Aim of the task:
Where the data below has the string "names", return the whole line.
+++
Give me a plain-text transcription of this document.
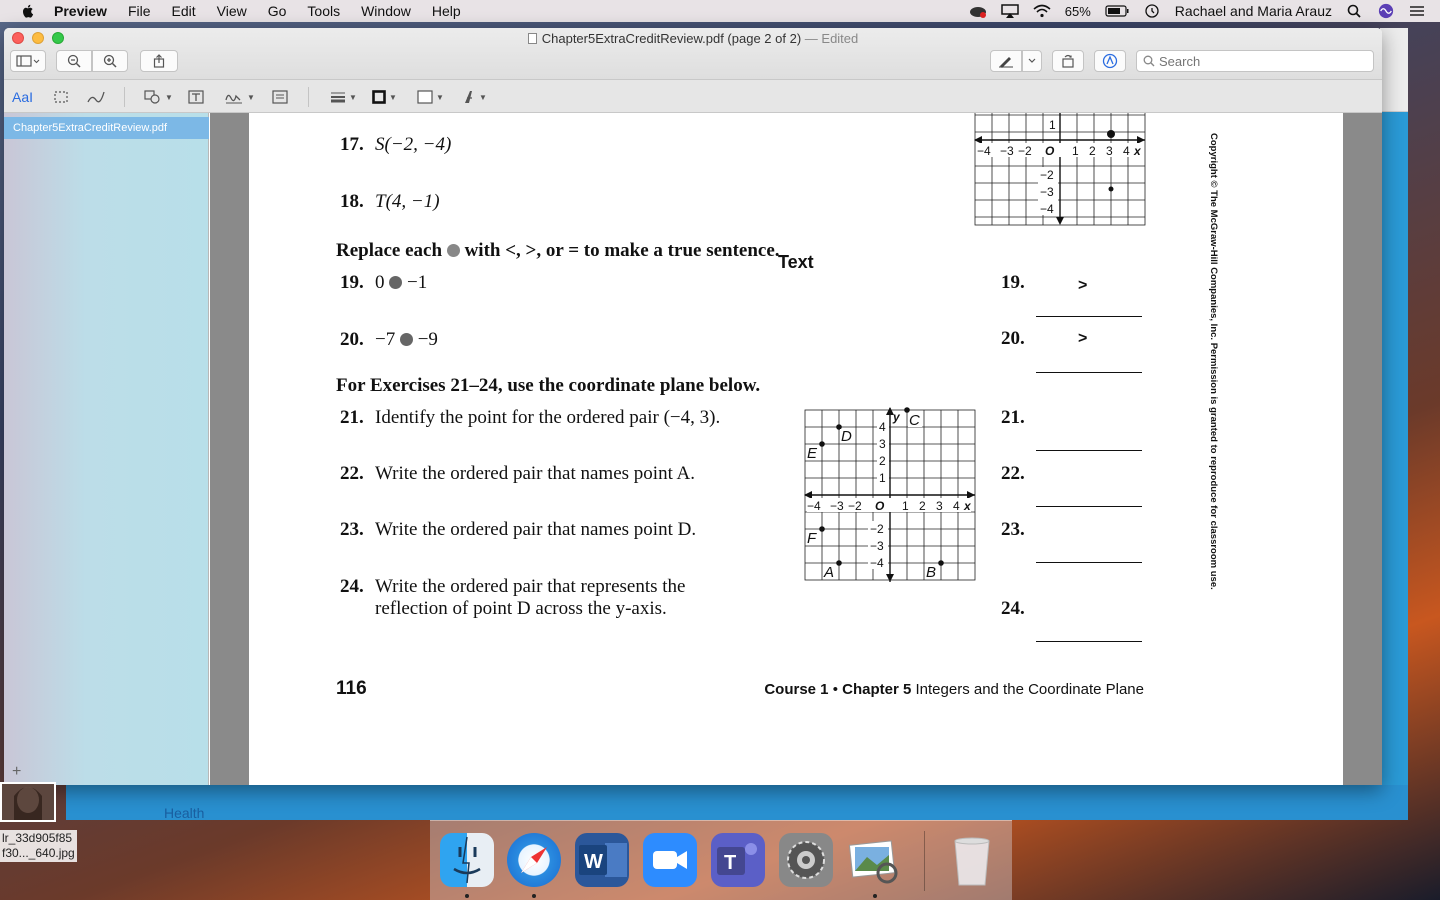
Preview File Edit View Go Tools Window Help	65%	Rachael and Maria Arauz
Health
Chapter5ExtraCreditReview.pdf (page 2 of 2) — Edited
Search
AaI	▼	▼	▼	▼	▼	▼
Chapter5ExtraCreditReview.pdf
+
−4 −3 −2 O 1 2 3 4 x
1
−2
−3
−4
17. S(−2, −4)
18. T(4, −1)
Replace each with <, >, or = to make a true sentence.
Text
19. 0 −1	19.	>
20. −7 −9	20.	>
For Exercises 21–24, use the coordinate plane below.
21. Identify the point for the ordered pair (−4, 3).	21.
22. Write the ordered pair that names point A.	22.
23. Write the ordered pair that names point D.	23.
24. Write the ordered pair that represents the
reflection of point D across the y-axis.	24.
−4 −3 −2 O 1 2 3 4 x
4
3
2
1
−2
−3
−4
y C
D
E
F
A	B	Copyright © The McGraw-Hill Companies, Inc. Permission is granted to reproduce for classroom use.
116	Course 1 • Chapter 5 Integers and the Coordinate Plane
lr_33d905f85
f30..._640.jpg	W	T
+++
Output for this exercise:
22. Write the ordered pair that names point A.	22.
23. Write the ordered pair that names point D.	23.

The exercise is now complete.